▶ _Compito assegnato A_:
Nel reportage su São Paulo, in quali tre cose sono genericamente identificate le risorse sufficienti per tutti?

▶ _Estratto della fonte_:
+ + + +
Reportage Brasil: São Paulo. Appunti di viaggio non immaginario (1/4)

La megalopoli mi accoglie dentro al suo caos come il mare una goccia di pioggia.
Ne divento parte silenziosamente.
Volendo o non volendo divengo divenire, movimento.

Movimento di un essere circoscritto in uno spazio smisurato.
Movimento sincrono ad altri movimenti.
Quello incessante e lineare delle auto, quello intermittente dello sciame degli individui, quello casuale dei suoni e dei rumori, quello improvviso dei colori, quello dei pensieri che vanno e vengono; come le auto, gli individui, i suoni, i rumori, i colori…

La megalo-polis che mi inghiotte e diluisce nel suo fluire, è la metafora tangibile della contemporaneità, emblema dell’attuale. Modello di come sarà (anzi già è) il tempo che verrà per un’umanità costretta a vivere in spazi concentrati, alle prese con la propria crescita, con una possibile e plausibile convivenza, con schemi di violenza tollerabili, con la necessità di risorse sufficienti per tutti, genericamente identificate in lavoro, cibo e sicurezza.
+ + + +
▶ _Dati grezzi_:

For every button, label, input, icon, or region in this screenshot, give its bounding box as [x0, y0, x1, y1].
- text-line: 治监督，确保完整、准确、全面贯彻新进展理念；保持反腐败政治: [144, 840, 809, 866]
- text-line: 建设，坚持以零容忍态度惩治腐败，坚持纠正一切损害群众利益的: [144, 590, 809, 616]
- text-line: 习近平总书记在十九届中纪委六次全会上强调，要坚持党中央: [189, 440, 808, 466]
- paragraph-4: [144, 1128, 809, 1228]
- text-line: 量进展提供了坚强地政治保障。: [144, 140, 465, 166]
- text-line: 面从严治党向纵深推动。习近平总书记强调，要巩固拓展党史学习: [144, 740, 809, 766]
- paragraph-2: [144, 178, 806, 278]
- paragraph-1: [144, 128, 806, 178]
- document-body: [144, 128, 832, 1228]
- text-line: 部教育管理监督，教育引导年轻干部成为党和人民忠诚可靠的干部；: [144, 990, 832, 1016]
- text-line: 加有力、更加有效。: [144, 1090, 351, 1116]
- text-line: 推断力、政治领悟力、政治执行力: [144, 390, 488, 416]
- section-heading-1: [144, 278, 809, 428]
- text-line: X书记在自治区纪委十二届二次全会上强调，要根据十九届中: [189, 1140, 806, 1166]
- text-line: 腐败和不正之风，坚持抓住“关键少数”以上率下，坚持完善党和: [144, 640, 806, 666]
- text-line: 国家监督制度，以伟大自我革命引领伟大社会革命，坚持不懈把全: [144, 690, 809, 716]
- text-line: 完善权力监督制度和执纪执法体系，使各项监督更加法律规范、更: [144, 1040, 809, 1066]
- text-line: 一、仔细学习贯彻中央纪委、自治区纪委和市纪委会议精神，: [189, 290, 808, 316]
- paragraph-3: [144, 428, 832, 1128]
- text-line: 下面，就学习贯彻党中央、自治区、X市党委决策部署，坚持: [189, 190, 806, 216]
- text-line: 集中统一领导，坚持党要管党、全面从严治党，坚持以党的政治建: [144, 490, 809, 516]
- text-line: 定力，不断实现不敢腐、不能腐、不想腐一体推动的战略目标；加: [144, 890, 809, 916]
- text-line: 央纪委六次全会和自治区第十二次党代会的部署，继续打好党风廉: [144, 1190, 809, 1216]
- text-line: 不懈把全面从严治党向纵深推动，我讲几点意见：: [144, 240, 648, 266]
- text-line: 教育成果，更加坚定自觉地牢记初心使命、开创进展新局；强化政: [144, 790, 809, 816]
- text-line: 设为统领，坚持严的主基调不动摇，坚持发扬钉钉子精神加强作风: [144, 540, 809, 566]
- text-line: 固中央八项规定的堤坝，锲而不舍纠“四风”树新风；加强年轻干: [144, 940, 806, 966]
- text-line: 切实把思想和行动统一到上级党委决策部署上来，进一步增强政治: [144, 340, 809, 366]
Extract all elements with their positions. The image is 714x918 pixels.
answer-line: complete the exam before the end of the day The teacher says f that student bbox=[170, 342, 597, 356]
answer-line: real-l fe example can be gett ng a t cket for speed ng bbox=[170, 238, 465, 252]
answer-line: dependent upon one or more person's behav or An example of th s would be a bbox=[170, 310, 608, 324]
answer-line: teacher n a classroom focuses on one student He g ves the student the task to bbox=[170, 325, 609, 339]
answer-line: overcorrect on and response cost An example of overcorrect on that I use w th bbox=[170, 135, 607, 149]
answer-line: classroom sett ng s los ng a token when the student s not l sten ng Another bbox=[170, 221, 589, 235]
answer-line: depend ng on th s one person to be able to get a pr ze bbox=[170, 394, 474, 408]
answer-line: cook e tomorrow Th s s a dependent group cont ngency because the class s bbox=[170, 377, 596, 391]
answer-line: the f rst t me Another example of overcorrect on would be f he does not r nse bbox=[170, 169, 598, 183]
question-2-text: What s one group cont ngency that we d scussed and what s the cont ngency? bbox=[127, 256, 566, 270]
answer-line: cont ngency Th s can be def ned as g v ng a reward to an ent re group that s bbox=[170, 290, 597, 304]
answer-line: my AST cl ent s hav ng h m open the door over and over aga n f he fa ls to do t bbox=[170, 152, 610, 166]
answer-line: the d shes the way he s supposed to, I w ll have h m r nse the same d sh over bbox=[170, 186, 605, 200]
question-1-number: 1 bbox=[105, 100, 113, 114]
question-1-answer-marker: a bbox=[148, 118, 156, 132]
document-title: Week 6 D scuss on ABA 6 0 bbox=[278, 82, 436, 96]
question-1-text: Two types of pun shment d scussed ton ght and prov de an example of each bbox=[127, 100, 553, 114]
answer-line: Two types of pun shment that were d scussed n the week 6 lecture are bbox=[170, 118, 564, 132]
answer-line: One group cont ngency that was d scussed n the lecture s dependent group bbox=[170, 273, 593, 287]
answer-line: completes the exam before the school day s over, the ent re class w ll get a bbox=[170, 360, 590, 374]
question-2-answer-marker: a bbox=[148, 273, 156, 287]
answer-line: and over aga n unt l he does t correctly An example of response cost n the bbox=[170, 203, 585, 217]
+ + + +
▶ _Compito assegnato B_:
Conta le righe delle voci che contengono la stringa "types", distinguendo tra maiuscole e minuscole, e scrivi soltanto il numero.

▶ _Risposta corretta A_:
Lavoro, cibo e sicurezza.

▶ _Risposta corretta B_:
2